*What you need to do*
Go through the lines below. Copy those with "Sales".
==== Given data
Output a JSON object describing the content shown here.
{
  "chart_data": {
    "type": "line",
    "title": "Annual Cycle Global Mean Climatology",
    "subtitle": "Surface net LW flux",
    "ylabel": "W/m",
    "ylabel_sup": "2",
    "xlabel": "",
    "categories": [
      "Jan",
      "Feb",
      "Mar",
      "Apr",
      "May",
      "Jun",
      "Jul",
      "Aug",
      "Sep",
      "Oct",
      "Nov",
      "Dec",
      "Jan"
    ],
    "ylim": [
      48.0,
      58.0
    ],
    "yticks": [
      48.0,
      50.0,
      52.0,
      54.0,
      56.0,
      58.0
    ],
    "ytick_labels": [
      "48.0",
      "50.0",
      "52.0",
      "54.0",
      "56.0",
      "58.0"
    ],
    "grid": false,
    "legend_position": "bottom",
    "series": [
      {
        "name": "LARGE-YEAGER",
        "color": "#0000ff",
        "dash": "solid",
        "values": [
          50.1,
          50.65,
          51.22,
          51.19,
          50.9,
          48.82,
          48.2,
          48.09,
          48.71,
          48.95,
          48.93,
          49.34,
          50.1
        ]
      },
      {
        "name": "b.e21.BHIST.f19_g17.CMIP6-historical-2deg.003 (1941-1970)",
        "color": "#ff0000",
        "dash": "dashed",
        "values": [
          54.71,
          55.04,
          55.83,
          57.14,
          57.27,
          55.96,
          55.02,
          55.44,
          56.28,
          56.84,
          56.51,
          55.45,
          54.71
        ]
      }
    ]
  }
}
========
==== Given data
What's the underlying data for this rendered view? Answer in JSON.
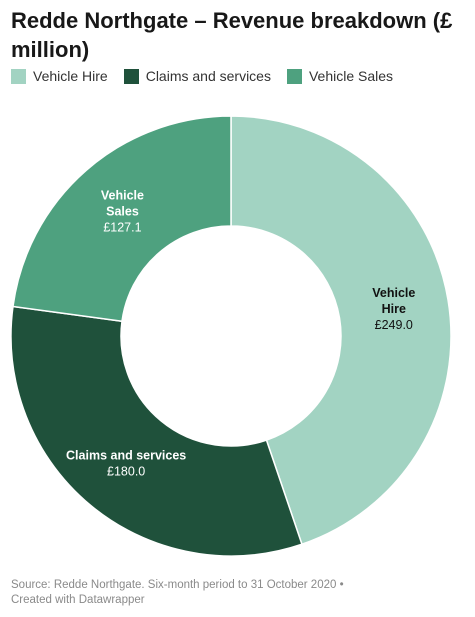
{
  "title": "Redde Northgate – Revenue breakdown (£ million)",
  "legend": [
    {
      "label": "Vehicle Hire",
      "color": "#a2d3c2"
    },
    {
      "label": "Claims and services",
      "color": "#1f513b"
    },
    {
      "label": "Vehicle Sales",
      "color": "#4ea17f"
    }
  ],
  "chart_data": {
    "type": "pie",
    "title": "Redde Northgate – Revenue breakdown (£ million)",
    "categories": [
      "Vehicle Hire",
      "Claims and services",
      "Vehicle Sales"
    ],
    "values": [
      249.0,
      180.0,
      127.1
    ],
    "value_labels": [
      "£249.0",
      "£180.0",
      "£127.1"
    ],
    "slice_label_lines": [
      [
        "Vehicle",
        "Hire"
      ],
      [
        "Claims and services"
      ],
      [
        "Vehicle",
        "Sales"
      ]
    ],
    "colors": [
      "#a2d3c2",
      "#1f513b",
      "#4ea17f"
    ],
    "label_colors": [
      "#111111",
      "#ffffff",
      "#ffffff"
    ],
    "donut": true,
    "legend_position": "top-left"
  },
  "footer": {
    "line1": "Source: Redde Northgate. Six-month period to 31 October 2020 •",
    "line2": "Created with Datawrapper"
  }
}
========
==== Given data
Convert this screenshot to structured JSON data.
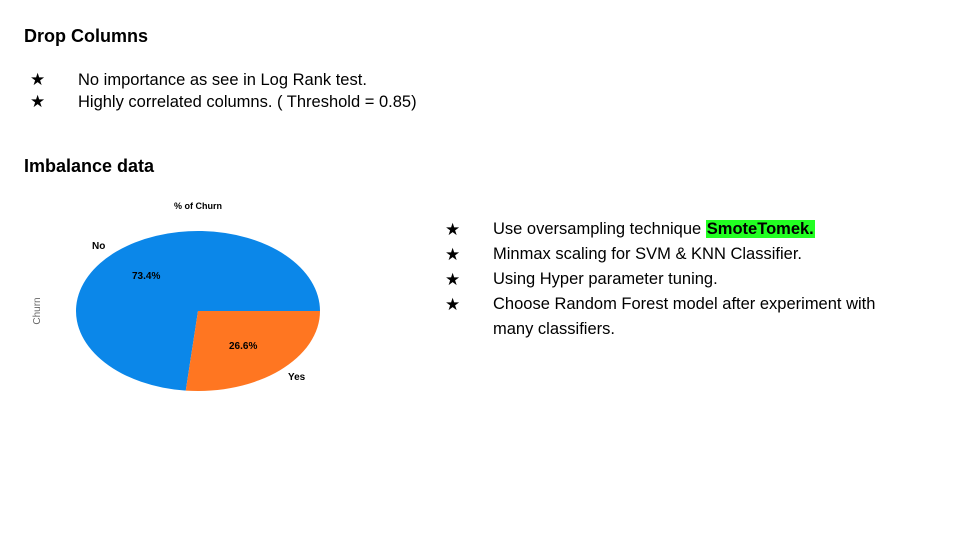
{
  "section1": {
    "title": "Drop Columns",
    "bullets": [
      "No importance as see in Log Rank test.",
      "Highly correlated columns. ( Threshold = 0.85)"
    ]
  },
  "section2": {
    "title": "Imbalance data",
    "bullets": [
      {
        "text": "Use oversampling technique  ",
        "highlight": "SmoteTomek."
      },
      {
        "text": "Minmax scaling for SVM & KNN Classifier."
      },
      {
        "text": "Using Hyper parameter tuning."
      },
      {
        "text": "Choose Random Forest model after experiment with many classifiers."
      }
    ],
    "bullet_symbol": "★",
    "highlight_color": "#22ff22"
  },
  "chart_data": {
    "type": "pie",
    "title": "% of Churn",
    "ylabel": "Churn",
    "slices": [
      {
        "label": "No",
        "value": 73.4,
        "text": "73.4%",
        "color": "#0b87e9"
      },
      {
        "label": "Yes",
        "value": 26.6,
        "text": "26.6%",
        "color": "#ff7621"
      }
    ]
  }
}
========
*Solution for this task*
      "label": "Vehicle Sales",
      "Vehicle Sales"
        "Sales"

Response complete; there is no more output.